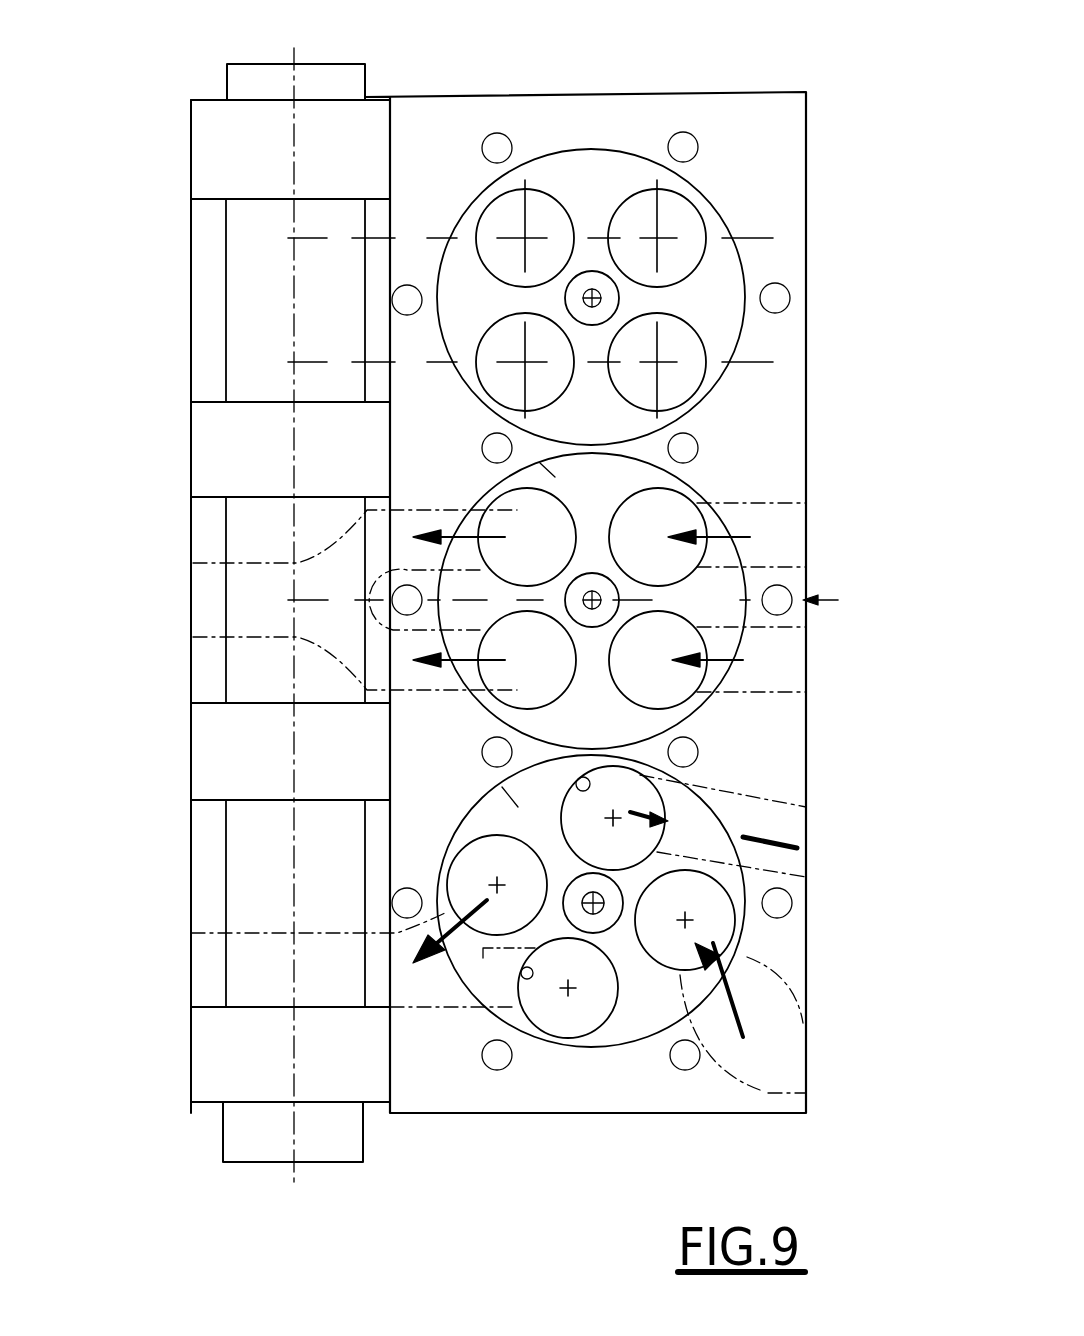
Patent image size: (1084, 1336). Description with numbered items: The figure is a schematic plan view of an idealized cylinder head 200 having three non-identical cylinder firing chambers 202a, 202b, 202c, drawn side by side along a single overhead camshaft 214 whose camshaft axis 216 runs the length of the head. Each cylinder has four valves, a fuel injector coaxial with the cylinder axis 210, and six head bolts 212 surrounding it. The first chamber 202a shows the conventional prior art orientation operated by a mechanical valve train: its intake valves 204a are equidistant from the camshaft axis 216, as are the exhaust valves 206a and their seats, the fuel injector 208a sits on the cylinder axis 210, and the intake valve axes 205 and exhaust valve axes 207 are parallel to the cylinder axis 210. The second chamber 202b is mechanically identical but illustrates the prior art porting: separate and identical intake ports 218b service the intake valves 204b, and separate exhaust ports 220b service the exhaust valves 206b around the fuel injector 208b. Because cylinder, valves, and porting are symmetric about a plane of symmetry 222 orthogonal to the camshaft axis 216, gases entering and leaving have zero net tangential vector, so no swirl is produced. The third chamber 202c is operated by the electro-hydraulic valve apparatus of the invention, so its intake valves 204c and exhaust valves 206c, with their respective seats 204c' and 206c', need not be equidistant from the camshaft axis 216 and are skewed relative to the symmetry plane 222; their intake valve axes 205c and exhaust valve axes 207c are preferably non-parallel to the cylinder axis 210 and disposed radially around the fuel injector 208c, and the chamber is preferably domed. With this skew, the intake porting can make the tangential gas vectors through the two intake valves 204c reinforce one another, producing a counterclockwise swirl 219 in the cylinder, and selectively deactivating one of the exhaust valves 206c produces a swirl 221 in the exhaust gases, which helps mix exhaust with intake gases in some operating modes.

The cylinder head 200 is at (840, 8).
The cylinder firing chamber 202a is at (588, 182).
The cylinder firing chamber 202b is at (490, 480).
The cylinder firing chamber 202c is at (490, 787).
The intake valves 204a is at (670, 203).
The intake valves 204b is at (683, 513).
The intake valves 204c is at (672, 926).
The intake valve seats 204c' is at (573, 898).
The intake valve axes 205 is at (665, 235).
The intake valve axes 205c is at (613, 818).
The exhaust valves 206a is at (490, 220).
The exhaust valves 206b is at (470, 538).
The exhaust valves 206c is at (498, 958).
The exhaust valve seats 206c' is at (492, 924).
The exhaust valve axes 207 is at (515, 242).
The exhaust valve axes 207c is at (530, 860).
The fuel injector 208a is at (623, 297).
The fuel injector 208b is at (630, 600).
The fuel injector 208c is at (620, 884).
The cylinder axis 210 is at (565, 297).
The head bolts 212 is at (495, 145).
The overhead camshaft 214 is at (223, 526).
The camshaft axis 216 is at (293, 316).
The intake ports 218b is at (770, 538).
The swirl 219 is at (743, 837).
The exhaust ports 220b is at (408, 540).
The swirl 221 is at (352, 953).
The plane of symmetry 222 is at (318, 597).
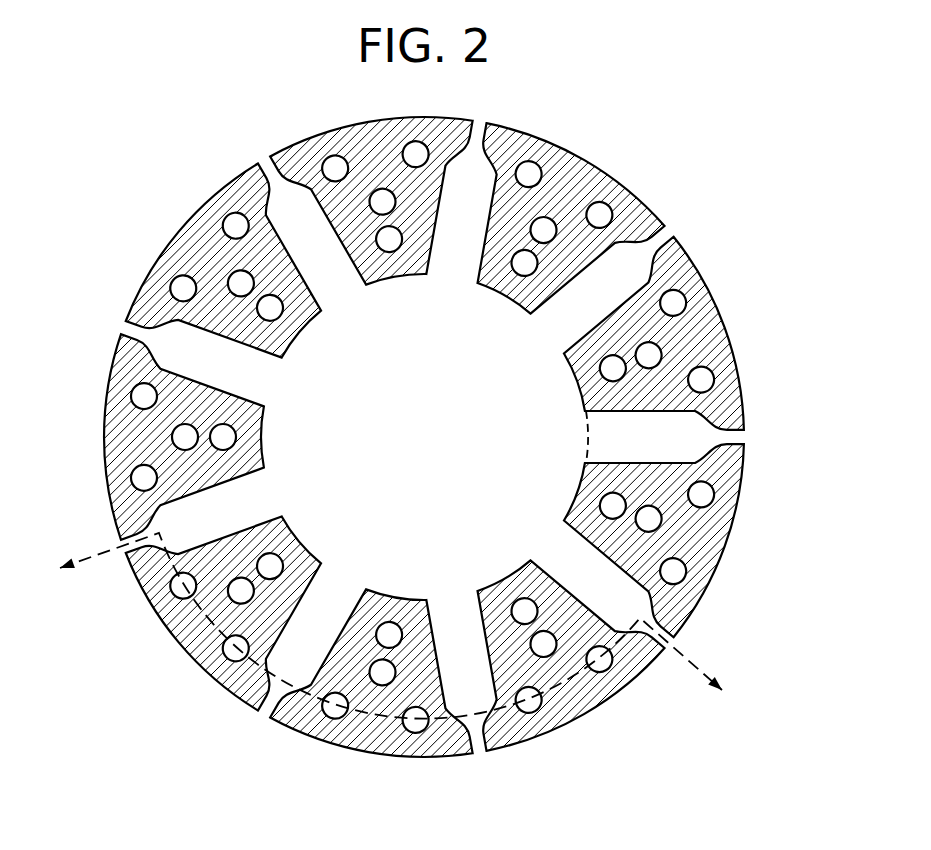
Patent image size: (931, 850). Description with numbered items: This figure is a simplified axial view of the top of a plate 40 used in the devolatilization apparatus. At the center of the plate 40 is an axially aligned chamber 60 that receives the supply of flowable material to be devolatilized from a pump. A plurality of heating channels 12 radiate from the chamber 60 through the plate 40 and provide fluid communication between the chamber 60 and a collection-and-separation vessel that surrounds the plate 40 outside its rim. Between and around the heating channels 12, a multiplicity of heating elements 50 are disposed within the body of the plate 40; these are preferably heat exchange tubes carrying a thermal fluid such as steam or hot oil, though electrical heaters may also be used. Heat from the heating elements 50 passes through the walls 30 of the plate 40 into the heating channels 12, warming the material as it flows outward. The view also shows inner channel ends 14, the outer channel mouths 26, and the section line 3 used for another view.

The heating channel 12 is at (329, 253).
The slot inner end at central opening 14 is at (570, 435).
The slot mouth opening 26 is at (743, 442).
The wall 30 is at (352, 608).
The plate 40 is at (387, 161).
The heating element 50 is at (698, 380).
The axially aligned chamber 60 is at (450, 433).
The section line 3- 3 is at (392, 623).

####

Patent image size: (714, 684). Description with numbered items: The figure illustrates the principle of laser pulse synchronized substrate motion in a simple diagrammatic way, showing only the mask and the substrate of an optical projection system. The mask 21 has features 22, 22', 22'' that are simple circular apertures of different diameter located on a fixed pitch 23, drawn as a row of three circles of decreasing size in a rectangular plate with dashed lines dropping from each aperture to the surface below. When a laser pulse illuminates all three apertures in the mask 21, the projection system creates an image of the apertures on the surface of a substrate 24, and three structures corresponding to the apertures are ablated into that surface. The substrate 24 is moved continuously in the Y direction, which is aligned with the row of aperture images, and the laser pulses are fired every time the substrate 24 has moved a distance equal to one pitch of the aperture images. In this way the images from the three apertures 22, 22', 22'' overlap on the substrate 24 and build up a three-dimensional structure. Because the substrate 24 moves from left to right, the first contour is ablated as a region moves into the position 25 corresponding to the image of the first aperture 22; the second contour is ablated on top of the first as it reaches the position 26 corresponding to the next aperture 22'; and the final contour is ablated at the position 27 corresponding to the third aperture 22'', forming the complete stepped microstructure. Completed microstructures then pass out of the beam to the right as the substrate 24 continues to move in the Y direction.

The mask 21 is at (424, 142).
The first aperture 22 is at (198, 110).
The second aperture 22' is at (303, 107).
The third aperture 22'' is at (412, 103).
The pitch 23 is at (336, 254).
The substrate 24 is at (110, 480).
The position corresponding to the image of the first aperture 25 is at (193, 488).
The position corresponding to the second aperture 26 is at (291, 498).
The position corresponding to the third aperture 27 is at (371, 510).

####

**GOAL OF THE EXERCISE**
Arrange the entries above, from the line that contains "Patent image size: (931, 850)." through the line that contains "The section line 3- 3 is at (392, 623).", as a numbered list, leaving out any blank lines.

**WRITTEN SOLUTION**
1. Patent image size: (931, 850). Description with numbered items: This figure is a simplified axial view of the top of a plate 40 used in the devolatilization apparatus. At the center of the plate 40 is an axially aligned chamber 60 that receives the supply of flowable material to be devolatilized from a pump. A plurality of heating channels 12 radiate from the chamber 60 through the plate 40 and provide fluid communication between the chamber 60 and a collection-and-separation vessel that surrounds the plate 40 outside its rim. Between and around the heating channels 12, a multiplicity of heating elements 50 are disposed within the body of the plate 40; these are preferably heat exchange tubes carrying a thermal fluid such as steam or hot oil, though electrical heaters may also be used. Heat from the heating elements 50 passes through the walls 30 of the plate 40 into the heating channels 12, warming the material as it flows outward. The view also shows inner channel ends 14, the outer channel mouths 26, and the section line 3 used for another view.
2. The heating channel 12 is at (329, 253).
3. The slot inner end at central opening 14 is at (570, 435).
4. The slot mouth opening 26 is at (743, 442).
5. The wall 30 is at (352, 608).
6. The plate 40 is at (387, 161).
7. The heating element 50 is at (698, 380).
8. The axially aligned chamber 60 is at (450, 433).
9. The section line 3- 3 is at (392, 623).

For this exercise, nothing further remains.